TASK PROMPT
Arrange the lines of all the items below as a single numbered list, leaving out any blank lines.

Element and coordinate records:
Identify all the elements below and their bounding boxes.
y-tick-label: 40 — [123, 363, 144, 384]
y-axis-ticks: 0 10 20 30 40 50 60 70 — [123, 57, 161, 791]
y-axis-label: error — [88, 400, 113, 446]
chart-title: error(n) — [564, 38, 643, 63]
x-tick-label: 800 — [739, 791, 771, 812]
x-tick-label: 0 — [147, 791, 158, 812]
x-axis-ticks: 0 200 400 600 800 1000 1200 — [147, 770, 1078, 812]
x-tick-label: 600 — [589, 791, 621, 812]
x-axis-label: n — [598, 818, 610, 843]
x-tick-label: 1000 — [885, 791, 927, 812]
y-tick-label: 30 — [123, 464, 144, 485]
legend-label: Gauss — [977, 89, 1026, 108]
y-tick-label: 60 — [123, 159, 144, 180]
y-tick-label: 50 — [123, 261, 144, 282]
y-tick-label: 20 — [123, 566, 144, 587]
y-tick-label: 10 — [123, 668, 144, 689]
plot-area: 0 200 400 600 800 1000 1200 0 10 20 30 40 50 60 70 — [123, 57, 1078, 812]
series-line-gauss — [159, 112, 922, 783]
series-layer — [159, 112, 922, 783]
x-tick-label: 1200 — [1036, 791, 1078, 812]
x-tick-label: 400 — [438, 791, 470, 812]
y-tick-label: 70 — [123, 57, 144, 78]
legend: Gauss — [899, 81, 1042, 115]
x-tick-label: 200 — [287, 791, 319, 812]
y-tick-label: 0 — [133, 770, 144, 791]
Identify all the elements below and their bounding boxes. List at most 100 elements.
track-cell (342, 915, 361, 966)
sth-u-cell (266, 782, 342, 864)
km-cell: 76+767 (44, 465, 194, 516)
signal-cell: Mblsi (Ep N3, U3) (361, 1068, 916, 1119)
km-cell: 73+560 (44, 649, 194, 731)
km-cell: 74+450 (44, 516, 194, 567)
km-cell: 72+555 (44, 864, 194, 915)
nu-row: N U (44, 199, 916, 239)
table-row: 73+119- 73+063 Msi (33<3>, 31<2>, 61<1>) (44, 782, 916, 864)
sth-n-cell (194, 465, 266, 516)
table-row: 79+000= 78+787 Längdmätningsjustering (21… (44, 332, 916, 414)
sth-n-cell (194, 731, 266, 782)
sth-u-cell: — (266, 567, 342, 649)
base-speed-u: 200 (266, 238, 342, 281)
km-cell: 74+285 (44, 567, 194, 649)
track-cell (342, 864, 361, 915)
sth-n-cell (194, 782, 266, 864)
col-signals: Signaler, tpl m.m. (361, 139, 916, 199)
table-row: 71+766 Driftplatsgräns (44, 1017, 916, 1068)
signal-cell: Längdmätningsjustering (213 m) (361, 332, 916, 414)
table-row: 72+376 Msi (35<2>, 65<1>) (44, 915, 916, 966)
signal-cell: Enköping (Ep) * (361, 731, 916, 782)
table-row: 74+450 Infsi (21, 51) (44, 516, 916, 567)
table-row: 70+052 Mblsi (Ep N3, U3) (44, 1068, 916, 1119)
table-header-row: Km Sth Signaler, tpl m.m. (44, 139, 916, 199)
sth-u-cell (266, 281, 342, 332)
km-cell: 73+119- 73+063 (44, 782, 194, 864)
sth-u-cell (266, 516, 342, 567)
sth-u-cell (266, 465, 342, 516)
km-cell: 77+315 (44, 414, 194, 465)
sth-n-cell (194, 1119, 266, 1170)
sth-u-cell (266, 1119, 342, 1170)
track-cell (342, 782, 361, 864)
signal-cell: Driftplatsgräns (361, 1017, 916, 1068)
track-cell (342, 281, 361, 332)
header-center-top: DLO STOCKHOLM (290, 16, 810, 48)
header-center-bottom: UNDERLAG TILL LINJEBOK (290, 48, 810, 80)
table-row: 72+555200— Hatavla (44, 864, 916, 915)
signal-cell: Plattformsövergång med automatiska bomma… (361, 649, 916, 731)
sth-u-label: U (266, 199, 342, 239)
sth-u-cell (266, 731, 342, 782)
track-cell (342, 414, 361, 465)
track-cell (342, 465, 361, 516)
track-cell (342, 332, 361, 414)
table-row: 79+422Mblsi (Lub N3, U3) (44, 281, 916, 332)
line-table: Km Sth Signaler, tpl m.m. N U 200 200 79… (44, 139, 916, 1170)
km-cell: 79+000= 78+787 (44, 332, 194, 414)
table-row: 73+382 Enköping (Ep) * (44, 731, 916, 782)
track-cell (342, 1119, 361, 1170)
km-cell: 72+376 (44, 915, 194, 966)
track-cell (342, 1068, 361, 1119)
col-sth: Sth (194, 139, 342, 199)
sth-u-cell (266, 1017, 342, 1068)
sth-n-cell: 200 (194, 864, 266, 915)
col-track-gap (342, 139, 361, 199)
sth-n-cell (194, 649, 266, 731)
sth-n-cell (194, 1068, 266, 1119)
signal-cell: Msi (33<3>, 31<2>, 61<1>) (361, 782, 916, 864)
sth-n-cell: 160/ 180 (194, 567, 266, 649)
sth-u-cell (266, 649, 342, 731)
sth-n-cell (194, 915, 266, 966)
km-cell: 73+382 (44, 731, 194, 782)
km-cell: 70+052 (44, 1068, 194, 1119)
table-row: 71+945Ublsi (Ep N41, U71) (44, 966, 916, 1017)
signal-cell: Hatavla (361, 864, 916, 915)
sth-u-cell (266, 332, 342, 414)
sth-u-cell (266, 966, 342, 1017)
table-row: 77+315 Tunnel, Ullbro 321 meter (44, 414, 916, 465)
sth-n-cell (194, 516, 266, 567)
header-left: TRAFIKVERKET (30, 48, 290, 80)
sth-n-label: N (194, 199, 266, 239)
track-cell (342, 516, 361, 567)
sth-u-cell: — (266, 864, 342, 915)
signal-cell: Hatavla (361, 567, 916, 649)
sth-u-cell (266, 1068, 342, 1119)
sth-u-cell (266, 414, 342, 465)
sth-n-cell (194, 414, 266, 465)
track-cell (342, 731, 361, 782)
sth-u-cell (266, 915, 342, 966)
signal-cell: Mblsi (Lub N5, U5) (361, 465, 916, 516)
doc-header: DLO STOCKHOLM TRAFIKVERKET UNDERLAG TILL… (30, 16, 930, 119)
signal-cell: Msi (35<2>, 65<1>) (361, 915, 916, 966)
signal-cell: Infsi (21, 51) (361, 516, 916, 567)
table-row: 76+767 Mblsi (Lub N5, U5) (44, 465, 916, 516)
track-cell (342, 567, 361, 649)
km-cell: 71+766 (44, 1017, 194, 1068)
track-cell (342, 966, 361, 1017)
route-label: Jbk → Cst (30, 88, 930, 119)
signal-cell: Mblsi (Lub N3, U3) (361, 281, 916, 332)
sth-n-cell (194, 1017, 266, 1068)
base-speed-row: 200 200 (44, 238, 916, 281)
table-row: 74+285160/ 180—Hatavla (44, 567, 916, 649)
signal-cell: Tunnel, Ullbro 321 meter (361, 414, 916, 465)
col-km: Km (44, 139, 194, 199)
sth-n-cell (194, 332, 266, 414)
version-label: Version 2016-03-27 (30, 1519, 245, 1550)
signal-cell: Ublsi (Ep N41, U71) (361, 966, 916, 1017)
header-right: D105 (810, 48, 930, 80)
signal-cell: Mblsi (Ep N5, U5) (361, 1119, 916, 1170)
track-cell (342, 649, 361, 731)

THE OUTPUT
1. Identify all the elements below and their bounding boxes.
2. y-tick-label: 40 — [123, 363, 144, 384]
3. y-axis-ticks: 0 10 20 30 40 50 60 70 — [123, 57, 161, 791]
4. y-axis-label: error — [88, 400, 113, 446]
5. chart-title: error(n) — [564, 38, 643, 63]
6. x-tick-label: 800 — [739, 791, 771, 812]
7. x-tick-label: 0 — [147, 791, 158, 812]
8. x-axis-ticks: 0 200 400 600 800 1000 1200 — [147, 770, 1078, 812]
9. x-tick-label: 600 — [589, 791, 621, 812]
10. x-axis-label: n — [598, 818, 610, 843]
11. x-tick-label: 1000 — [885, 791, 927, 812]
12. y-tick-label: 30 — [123, 464, 144, 485]
13. legend-label: Gauss — [977, 89, 1026, 108]
14. y-tick-label: 60 — [123, 159, 144, 180]
15. y-tick-label: 50 — [123, 261, 144, 282]
16. y-tick-label: 20 — [123, 566, 144, 587]
17. y-tick-label: 10 — [123, 668, 144, 689]
18. plot-area: 0 200 400 600 800 1000 1200 0 10 20 30 40 50 60 70 — [123, 57, 1078, 812]
19. series-line-gauss — [159, 112, 922, 783]
20. series-layer — [159, 112, 922, 783]
21. x-tick-label: 1200 — [1036, 791, 1078, 812]
22. x-tick-label: 400 — [438, 791, 470, 812]
23. y-tick-label: 70 — [123, 57, 144, 78]
24. legend: Gauss — [899, 81, 1042, 115]
25. x-tick-label: 200 — [287, 791, 319, 812]
26. y-tick-label: 0 — [133, 770, 144, 791]
27. Identify all the elements below and their bounding boxes. List at most 100 elements.
28. track-cell (342, 915, 361, 966)
29. sth-u-cell (266, 782, 342, 864)
30. km-cell: 76+767 (44, 465, 194, 516)
31. signal-cell: Mblsi (Ep N3, U3) (361, 1068, 916, 1119)
32. km-cell: 73+560 (44, 649, 194, 731)
33. km-cell: 74+450 (44, 516, 194, 567)
34. km-cell: 72+555 (44, 864, 194, 915)
35. nu-row: N U (44, 199, 916, 239)
36. table-row: 73+119- 73+063 Msi (33<3>, 31<2>, 61<1>) (44, 782, 916, 864)
37. sth-n-cell (194, 465, 266, 516)
38. table-row: 79+000= 78+787 Längdmätningsjustering (21… (44, 332, 916, 414)
39. sth-n-cell (194, 731, 266, 782)
40. sth-u-cell: — (266, 567, 342, 649)
41. base-speed-u: 200 (266, 238, 342, 281)
42. km-cell: 74+285 (44, 567, 194, 649)
43. track-cell (342, 864, 361, 915)
44. sth-n-cell (194, 782, 266, 864)
45. col-signals: Signaler, tpl m.m. (361, 139, 916, 199)
46. table-row: 71+766 Driftplatsgräns (44, 1017, 916, 1068)
47. signal-cell: Längdmätningsjustering (213 m) (361, 332, 916, 414)
48. table-row: 72+376 Msi (35<2>, 65<1>) (44, 915, 916, 966)
49. signal-cell: Enköping (Ep) * (361, 731, 916, 782)
50. table-row: 74+450 Infsi (21, 51) (44, 516, 916, 567)
51. table-row: 70+052 Mblsi (Ep N3, U3) (44, 1068, 916, 1119)
52. table-header-row: Km Sth Signaler, tpl m.m. (44, 139, 916, 199)
53. sth-u-cell (266, 281, 342, 332)
54. km-cell: 73+119- 73+063 (44, 782, 194, 864)
55. sth-u-cell (266, 516, 342, 567)
56. sth-u-cell (266, 465, 342, 516)
57. km-cell: 77+315 (44, 414, 194, 465)
58. sth-n-cell (194, 1119, 266, 1170)
59. sth-u-cell (266, 1119, 342, 1170)
60. track-cell (342, 782, 361, 864)
61. signal-cell: Driftplatsgräns (361, 1017, 916, 1068)
62. track-cell (342, 281, 361, 332)
63. header-center-top: DLO STOCKHOLM (290, 16, 810, 48)
64. header-center-bottom: UNDERLAG TILL LINJEBOK (290, 48, 810, 80)
65. table-row: 72+555200— Hatavla (44, 864, 916, 915)
66. signal-cell: Plattformsövergång med automatiska bomma… (361, 649, 916, 731)
67. sth-u-label: U (266, 199, 342, 239)
68. sth-u-cell (266, 731, 342, 782)
69. track-cell (342, 414, 361, 465)
70. track-cell (342, 465, 361, 516)
71. track-cell (342, 332, 361, 414)
72. table-row: 79+422Mblsi (Lub N3, U3) (44, 281, 916, 332)
73. line-table: Km Sth Signaler, tpl m.m. N U 200 200 79… (44, 139, 916, 1170)
74. km-cell: 79+000= 78+787 (44, 332, 194, 414)
75. table-row: 73+382 Enköping (Ep) * (44, 731, 916, 782)
76. track-cell (342, 1119, 361, 1170)
77. km-cell: 72+376 (44, 915, 194, 966)
78. track-cell (342, 1068, 361, 1119)
79. col-sth: Sth (194, 139, 342, 199)
80. sth-u-cell (266, 1017, 342, 1068)
81. sth-n-cell: 200 (194, 864, 266, 915)
82. col-track-gap (342, 139, 361, 199)
83. sth-n-cell (194, 649, 266, 731)
84. sth-n-cell (194, 1068, 266, 1119)
85. signal-cell: Msi (33<3>, 31<2>, 61<1>) (361, 782, 916, 864)
86. sth-n-cell: 160/ 180 (194, 567, 266, 649)
87. sth-u-cell (266, 649, 342, 731)
88. sth-n-cell (194, 915, 266, 966)
89. km-cell: 73+382 (44, 731, 194, 782)
90. km-cell: 70+052 (44, 1068, 194, 1119)
91. table-row: 71+945Ublsi (Ep N41, U71) (44, 966, 916, 1017)
92. signal-cell: Hatavla (361, 864, 916, 915)
93. sth-u-cell (266, 332, 342, 414)
94. sth-u-cell (266, 966, 342, 1017)
95. table-row: 77+315 Tunnel, Ullbro 321 meter (44, 414, 916, 465)
96. sth-n-cell (194, 516, 266, 567)
97. header-left: TRAFIKVERKET (30, 48, 290, 80)
98. sth-n-label: N (194, 199, 266, 239)
99. track-cell (342, 516, 361, 567)
100. sth-u-cell: — (266, 864, 342, 915)
101. signal-cell: Hatavla (361, 567, 916, 649)
102. sth-u-cell (266, 1068, 342, 1119)
103. sth-u-cell (266, 414, 342, 465)
104. sth-n-cell (194, 414, 266, 465)
105. track-cell (342, 731, 361, 782)
106. sth-u-cell (266, 915, 342, 966)
107. signal-cell: Mblsi (Lub N5, U5) (361, 465, 916, 516)
108. doc-header: DLO STOCKHOLM TRAFIKVERKET UNDERLAG TILL… (30, 16, 930, 119)
109. signal-cell: Msi (35<2>, 65<1>) (361, 915, 916, 966)
110. signal-cell: Infsi (21, 51) (361, 516, 916, 567)
111. table-row: 76+767 Mblsi (Lub N5, U5) (44, 465, 916, 516)
112. track-cell (342, 567, 361, 649)
113. km-cell: 71+766 (44, 1017, 194, 1068)
114. track-cell (342, 966, 361, 1017)
115. route-label: Jbk → Cst (30, 88, 930, 119)
116. signal-cell: Mblsi (Lub N3, U3) (361, 281, 916, 332)
117. sth-n-cell (194, 1017, 266, 1068)
118. base-speed-row: 200 200 (44, 238, 916, 281)
119. table-row: 74+285160/ 180—Hatavla (44, 567, 916, 649)
120. signal-cell: Tunnel, Ullbro 321 meter (361, 414, 916, 465)
121. col-km: Km (44, 139, 194, 199)
122. sth-n-cell (194, 332, 266, 414)
123. version-label: Version 2016-03-27 (30, 1519, 245, 1550)
124. signal-cell: Ublsi (Ep N41, U71) (361, 966, 916, 1017)
125. header-right: D105 (810, 48, 930, 80)
126. signal-cell: Mblsi (Ep N5, U5) (361, 1119, 916, 1170)
127. track-cell (342, 649, 361, 731)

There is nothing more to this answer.